#### Exercise material:
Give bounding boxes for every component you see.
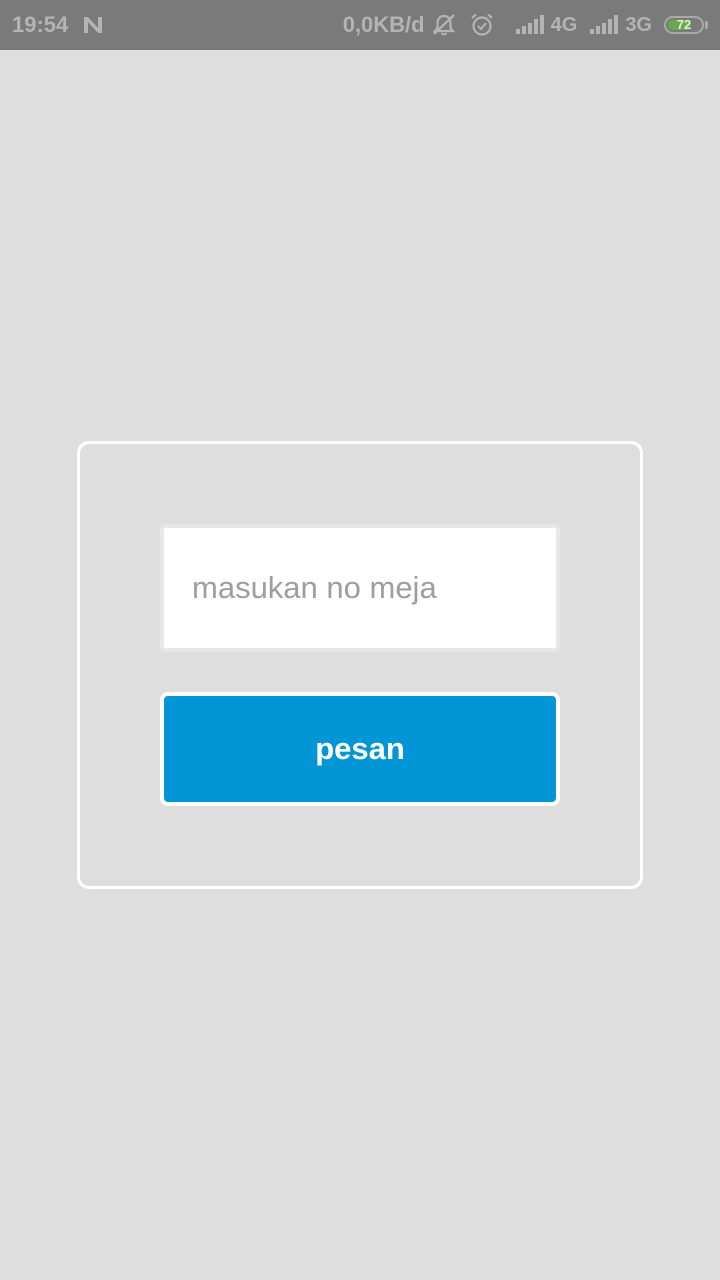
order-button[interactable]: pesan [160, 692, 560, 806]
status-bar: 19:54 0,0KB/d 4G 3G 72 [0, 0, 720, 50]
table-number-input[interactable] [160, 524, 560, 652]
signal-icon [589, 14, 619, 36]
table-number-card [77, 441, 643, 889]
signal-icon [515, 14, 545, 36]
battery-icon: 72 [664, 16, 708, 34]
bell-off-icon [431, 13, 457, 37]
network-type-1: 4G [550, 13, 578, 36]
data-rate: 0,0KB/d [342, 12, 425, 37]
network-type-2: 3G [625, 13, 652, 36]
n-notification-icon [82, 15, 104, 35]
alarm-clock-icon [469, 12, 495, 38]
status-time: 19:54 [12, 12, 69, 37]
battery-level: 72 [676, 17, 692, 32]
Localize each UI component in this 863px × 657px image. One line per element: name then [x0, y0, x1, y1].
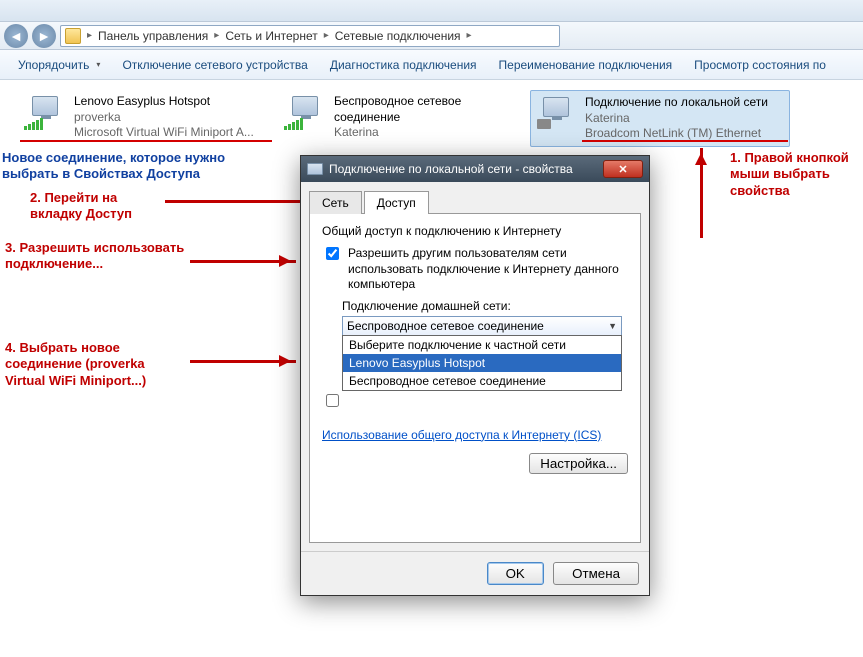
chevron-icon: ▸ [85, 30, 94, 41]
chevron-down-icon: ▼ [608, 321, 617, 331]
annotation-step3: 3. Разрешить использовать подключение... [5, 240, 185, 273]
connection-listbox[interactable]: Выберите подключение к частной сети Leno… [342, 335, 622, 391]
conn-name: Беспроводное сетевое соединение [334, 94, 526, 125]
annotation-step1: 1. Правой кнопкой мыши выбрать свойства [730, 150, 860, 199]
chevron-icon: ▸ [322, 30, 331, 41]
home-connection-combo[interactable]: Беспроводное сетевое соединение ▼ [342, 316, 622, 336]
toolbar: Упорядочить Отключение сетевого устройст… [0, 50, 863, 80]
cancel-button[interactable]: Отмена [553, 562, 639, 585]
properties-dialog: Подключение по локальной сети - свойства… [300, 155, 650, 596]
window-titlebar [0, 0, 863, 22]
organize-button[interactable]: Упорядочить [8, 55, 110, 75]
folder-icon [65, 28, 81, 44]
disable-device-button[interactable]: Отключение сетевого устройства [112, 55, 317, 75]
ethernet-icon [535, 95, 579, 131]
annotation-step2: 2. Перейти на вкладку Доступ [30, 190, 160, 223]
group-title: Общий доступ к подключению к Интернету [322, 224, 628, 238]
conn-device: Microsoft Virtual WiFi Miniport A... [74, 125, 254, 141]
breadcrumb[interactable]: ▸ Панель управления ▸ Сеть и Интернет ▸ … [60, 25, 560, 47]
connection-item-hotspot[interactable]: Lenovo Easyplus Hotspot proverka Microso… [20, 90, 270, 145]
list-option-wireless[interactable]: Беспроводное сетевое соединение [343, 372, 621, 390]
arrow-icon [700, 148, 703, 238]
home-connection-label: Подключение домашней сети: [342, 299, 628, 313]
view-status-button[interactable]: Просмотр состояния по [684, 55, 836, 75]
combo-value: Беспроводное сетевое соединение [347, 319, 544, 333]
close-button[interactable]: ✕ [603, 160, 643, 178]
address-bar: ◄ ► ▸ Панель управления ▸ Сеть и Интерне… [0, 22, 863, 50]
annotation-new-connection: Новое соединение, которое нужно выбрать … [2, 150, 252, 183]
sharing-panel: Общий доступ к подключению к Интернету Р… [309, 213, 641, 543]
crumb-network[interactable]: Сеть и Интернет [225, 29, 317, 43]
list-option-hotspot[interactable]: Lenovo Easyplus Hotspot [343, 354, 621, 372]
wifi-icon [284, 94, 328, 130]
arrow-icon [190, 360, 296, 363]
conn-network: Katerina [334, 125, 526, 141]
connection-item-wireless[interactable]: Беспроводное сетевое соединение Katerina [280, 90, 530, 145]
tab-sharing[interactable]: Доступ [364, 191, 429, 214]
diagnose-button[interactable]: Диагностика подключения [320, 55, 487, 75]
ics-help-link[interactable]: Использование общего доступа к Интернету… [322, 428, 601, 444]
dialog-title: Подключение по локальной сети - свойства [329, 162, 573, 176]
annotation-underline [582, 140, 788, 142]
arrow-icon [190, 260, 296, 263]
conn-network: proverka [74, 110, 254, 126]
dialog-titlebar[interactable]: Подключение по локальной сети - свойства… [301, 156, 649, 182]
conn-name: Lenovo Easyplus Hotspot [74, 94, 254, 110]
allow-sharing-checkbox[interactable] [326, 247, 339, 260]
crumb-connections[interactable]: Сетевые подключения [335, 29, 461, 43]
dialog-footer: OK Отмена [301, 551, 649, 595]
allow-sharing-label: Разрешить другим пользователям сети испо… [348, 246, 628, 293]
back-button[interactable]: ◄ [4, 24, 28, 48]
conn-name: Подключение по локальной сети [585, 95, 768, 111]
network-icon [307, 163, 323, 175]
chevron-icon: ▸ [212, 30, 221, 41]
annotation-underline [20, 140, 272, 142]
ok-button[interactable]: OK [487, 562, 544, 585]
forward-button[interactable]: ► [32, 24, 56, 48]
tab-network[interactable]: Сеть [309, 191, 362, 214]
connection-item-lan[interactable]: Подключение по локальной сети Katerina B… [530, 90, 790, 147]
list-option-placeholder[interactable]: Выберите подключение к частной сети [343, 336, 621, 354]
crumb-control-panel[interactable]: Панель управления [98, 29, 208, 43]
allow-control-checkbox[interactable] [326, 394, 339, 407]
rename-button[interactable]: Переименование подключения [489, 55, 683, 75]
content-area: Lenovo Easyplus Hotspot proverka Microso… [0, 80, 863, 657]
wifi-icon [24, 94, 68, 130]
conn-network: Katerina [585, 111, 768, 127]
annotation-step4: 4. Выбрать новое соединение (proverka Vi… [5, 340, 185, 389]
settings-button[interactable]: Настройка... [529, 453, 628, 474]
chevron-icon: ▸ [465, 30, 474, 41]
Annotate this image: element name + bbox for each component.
* * *
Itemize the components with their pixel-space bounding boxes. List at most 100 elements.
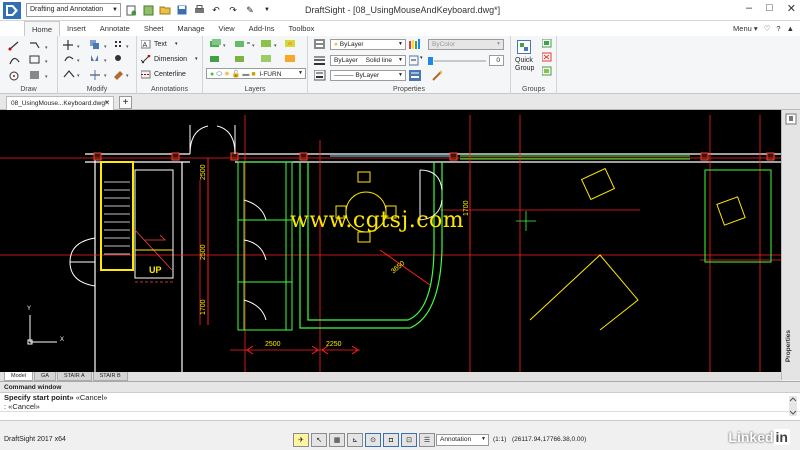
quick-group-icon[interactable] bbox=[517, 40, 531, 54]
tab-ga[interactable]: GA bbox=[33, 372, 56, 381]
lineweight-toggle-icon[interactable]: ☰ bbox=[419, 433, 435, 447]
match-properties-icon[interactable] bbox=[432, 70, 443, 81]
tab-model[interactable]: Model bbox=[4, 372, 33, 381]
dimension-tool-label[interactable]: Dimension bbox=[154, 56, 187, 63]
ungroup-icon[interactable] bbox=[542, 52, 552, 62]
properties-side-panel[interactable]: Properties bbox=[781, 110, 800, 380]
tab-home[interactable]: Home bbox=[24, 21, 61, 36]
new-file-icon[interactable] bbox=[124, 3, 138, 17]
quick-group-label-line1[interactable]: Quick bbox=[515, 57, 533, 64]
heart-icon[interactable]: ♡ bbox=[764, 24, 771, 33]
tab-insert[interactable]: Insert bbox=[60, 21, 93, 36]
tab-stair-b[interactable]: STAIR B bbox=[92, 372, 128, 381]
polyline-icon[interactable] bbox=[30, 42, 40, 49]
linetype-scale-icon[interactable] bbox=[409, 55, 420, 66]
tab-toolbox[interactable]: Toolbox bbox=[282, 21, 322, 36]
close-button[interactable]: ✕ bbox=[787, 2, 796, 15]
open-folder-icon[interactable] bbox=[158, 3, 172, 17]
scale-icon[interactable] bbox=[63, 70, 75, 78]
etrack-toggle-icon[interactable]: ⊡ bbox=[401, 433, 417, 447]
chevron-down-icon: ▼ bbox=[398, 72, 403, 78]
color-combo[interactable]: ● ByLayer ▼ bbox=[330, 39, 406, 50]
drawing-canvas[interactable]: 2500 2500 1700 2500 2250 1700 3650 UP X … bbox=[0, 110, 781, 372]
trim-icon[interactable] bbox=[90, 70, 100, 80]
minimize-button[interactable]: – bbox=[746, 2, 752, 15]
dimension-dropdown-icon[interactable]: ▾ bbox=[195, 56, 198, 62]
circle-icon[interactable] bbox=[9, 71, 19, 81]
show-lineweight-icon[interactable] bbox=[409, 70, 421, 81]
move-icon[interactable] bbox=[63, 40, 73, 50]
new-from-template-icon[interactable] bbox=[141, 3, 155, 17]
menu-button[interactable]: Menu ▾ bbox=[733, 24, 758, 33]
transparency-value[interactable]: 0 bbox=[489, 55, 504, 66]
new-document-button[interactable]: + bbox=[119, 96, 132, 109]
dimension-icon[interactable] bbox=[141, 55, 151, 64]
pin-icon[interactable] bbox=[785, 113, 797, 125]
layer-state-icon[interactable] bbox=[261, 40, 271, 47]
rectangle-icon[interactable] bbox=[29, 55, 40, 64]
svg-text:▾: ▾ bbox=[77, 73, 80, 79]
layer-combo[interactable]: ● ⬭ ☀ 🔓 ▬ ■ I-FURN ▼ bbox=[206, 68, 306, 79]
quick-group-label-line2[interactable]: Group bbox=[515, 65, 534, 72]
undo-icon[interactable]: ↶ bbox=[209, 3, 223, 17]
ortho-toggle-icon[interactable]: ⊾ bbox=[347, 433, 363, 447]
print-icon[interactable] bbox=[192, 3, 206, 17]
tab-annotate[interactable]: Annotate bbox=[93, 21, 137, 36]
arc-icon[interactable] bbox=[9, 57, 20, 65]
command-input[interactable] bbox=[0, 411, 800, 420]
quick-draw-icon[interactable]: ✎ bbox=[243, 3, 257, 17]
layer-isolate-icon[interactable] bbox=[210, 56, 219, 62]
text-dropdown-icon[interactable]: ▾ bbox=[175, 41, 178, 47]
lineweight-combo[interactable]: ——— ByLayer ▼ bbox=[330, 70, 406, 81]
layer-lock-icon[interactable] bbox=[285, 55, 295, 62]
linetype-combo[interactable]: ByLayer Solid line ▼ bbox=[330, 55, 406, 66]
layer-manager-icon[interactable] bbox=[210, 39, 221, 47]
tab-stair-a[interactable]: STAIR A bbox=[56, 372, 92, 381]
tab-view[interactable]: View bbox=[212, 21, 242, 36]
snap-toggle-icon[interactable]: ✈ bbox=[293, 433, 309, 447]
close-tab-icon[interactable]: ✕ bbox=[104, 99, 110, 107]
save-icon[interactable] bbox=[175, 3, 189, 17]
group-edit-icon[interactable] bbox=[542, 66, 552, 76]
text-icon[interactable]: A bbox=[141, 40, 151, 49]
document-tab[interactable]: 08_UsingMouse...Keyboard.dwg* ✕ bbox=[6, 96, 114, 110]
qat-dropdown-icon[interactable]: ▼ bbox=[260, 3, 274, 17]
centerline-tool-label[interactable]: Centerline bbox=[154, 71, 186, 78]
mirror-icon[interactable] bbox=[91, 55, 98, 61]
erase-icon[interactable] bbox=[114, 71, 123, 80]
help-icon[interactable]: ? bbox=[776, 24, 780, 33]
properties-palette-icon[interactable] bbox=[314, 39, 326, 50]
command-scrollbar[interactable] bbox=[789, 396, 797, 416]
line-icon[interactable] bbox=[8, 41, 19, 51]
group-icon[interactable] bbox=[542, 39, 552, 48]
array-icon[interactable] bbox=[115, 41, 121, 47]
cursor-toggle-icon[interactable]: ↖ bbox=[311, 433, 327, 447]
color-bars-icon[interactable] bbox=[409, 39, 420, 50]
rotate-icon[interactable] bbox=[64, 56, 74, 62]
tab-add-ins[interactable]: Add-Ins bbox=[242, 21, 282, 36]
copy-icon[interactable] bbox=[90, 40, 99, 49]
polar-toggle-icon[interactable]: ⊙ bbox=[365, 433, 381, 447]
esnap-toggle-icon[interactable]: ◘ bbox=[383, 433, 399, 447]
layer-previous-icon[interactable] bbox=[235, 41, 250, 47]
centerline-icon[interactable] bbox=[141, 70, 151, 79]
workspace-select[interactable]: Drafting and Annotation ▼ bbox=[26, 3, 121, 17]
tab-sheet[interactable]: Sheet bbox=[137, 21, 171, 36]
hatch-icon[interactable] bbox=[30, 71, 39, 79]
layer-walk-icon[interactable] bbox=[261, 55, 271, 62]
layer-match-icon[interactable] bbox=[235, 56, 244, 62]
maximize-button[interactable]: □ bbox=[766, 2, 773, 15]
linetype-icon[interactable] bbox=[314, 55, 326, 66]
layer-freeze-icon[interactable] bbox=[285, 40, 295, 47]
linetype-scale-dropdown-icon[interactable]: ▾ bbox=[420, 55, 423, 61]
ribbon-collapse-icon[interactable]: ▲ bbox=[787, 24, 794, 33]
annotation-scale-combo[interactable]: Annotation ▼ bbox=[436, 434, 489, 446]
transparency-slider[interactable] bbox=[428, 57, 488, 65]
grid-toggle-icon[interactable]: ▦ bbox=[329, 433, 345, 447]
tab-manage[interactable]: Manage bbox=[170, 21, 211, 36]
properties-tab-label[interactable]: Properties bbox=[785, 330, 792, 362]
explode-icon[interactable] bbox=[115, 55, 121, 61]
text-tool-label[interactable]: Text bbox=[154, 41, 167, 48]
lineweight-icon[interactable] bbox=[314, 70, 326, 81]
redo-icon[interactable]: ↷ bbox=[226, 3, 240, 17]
--
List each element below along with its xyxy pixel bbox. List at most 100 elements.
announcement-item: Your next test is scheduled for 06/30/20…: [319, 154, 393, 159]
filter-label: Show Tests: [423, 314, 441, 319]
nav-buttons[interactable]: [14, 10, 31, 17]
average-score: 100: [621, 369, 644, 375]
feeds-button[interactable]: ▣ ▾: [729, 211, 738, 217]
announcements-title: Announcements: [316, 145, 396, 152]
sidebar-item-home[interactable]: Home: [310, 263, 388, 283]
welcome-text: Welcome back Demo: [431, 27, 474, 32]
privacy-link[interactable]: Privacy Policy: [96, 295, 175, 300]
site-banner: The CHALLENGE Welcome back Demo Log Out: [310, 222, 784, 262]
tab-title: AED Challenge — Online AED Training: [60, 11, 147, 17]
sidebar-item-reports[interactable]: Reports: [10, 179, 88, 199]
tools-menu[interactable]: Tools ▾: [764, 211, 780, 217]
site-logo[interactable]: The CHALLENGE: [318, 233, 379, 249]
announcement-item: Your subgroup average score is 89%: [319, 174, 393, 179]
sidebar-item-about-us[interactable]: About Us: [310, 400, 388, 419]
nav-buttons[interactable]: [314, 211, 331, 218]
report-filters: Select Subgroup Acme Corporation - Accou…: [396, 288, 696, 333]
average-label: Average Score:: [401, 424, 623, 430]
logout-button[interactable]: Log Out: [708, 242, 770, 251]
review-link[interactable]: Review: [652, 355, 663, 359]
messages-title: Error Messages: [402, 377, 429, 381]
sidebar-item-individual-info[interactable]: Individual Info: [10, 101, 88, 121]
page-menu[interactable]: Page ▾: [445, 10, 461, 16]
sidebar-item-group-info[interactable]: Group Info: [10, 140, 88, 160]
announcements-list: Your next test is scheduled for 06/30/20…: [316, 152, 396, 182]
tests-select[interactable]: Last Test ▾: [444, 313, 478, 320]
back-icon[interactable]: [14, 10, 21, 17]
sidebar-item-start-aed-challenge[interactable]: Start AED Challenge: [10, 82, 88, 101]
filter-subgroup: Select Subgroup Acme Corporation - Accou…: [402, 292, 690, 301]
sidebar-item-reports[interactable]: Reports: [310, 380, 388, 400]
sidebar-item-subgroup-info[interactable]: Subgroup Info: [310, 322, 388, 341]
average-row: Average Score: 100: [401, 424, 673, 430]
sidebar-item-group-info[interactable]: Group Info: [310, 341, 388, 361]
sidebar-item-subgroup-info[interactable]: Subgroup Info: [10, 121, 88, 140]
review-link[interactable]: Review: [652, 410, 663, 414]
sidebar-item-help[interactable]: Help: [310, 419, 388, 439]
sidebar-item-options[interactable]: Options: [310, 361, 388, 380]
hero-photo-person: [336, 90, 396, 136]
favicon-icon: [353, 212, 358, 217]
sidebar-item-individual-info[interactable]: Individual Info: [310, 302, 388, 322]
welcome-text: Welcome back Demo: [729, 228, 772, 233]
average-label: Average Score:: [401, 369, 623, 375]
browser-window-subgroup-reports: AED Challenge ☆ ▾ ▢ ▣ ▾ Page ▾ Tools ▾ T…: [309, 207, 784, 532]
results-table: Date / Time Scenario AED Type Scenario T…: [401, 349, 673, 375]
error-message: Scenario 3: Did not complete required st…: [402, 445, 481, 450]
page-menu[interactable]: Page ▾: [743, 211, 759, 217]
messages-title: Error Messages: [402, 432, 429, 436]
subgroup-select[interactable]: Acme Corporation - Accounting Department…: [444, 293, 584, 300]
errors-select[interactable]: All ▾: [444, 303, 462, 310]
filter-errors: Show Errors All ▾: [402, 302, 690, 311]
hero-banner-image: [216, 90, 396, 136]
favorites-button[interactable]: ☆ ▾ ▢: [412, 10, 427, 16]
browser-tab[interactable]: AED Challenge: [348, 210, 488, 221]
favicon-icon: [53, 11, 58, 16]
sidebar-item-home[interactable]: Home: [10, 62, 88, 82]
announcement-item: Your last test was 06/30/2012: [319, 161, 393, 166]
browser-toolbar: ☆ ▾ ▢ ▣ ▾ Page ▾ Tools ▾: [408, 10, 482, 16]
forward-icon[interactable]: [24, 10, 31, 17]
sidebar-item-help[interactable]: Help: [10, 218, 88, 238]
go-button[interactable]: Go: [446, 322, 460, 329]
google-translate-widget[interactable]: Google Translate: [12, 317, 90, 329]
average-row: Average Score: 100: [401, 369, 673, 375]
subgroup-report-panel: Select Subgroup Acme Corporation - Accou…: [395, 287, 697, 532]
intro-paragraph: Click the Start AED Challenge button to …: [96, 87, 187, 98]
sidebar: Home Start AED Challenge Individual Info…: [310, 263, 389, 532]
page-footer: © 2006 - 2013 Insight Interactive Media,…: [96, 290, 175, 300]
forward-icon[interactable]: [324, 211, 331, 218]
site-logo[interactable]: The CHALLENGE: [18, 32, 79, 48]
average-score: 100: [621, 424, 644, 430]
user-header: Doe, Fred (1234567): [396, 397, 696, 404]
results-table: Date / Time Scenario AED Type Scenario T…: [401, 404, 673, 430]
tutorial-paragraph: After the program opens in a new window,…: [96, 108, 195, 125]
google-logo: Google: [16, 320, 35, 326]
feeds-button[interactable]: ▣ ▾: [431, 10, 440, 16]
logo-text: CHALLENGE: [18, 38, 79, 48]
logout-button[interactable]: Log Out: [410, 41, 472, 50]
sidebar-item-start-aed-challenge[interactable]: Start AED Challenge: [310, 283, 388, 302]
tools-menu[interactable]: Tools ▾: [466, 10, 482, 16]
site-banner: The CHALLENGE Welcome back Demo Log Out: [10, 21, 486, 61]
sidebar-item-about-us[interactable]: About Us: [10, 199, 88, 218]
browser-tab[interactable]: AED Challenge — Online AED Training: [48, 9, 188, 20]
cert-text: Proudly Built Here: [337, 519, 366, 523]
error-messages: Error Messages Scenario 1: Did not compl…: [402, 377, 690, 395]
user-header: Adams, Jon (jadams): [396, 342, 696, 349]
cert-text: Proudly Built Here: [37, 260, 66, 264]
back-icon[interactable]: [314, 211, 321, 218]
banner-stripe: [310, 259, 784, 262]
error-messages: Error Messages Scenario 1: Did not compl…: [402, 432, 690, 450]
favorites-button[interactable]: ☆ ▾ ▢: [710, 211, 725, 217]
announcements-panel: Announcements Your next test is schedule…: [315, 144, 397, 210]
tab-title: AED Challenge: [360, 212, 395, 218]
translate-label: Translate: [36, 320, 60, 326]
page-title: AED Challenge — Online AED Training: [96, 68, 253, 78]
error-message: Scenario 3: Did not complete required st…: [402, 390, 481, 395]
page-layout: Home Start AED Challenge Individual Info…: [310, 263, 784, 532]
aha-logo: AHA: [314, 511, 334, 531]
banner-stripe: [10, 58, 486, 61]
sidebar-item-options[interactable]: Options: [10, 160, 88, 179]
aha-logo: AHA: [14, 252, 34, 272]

#### Written request:
Copy the records word for word, starting with the line that contains "order-button[interactable]: pesan [160, 692, 560, 806]" and stopping after the line that contains "Localize each UI".

#### Written solution:
order-button[interactable]: pesan [160, 692, 560, 806]
status-bar: 19:54 0,0KB/d 4G 3G 72 [0, 0, 720, 50]
table-number-input[interactable] [160, 524, 560, 652]
signal-icon [589, 14, 619, 36]
table-number-card [77, 441, 643, 889]
signal-icon [515, 14, 545, 36]
battery-icon: 72 [664, 16, 708, 34]
bell-off-icon [431, 13, 457, 37]
network-type-1: 4G [550, 13, 578, 36]
data-rate: 0,0KB/d [342, 12, 425, 37]
network-type-2: 3G [625, 13, 652, 36]
n-notification-icon [82, 15, 104, 35]
alarm-clock-icon [469, 12, 495, 38]
status-time: 19:54 [12, 12, 69, 37]
battery-level: 72 [676, 17, 692, 32]
Localize each UI component in this 863px × 657px image. One line per element: name then [x0, y0, x1, y1].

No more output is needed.